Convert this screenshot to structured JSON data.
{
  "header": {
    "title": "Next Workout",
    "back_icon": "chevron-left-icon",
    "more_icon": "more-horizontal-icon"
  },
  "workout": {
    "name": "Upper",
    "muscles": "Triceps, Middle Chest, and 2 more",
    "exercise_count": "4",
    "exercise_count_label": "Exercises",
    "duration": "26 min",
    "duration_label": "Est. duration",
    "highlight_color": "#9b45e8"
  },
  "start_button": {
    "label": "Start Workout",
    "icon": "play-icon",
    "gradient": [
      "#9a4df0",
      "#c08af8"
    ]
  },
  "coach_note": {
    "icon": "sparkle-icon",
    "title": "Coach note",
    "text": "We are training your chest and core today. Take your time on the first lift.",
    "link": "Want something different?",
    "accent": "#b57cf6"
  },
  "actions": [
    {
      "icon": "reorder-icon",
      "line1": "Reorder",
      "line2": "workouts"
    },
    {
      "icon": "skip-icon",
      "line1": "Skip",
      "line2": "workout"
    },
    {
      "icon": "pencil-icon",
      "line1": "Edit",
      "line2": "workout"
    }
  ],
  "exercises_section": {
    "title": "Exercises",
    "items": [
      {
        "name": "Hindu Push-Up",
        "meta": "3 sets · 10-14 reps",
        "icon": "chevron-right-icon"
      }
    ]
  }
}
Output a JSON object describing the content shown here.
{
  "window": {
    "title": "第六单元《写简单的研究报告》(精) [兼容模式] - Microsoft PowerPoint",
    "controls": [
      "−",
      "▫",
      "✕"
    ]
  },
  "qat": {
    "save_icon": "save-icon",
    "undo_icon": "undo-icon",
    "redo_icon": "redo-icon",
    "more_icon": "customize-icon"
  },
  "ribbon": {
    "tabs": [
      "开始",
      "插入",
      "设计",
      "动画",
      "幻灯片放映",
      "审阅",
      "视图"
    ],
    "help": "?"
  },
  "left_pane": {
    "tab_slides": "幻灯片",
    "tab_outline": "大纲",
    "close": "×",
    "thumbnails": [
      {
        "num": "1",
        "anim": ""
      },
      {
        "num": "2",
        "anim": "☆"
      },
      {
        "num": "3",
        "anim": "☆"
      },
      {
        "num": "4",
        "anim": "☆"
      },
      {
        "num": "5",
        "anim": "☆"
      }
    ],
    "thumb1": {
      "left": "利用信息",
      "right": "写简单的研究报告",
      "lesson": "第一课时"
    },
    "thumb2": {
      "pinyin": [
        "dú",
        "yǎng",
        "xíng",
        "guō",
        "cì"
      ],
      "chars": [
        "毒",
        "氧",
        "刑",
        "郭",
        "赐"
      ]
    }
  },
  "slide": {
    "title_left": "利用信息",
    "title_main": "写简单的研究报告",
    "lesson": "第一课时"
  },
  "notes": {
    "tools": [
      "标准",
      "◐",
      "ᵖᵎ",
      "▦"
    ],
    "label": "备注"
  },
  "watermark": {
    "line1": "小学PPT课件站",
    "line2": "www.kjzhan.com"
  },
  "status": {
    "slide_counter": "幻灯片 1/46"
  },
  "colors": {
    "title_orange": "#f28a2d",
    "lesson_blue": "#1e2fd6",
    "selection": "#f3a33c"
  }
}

WHAT TO DO: Look through the entries above and report each line where the string "right" occurs.

EXERCISE ANSWER:
        "icon": "chevron-right-icon"
      "right": "写简单的研究报告",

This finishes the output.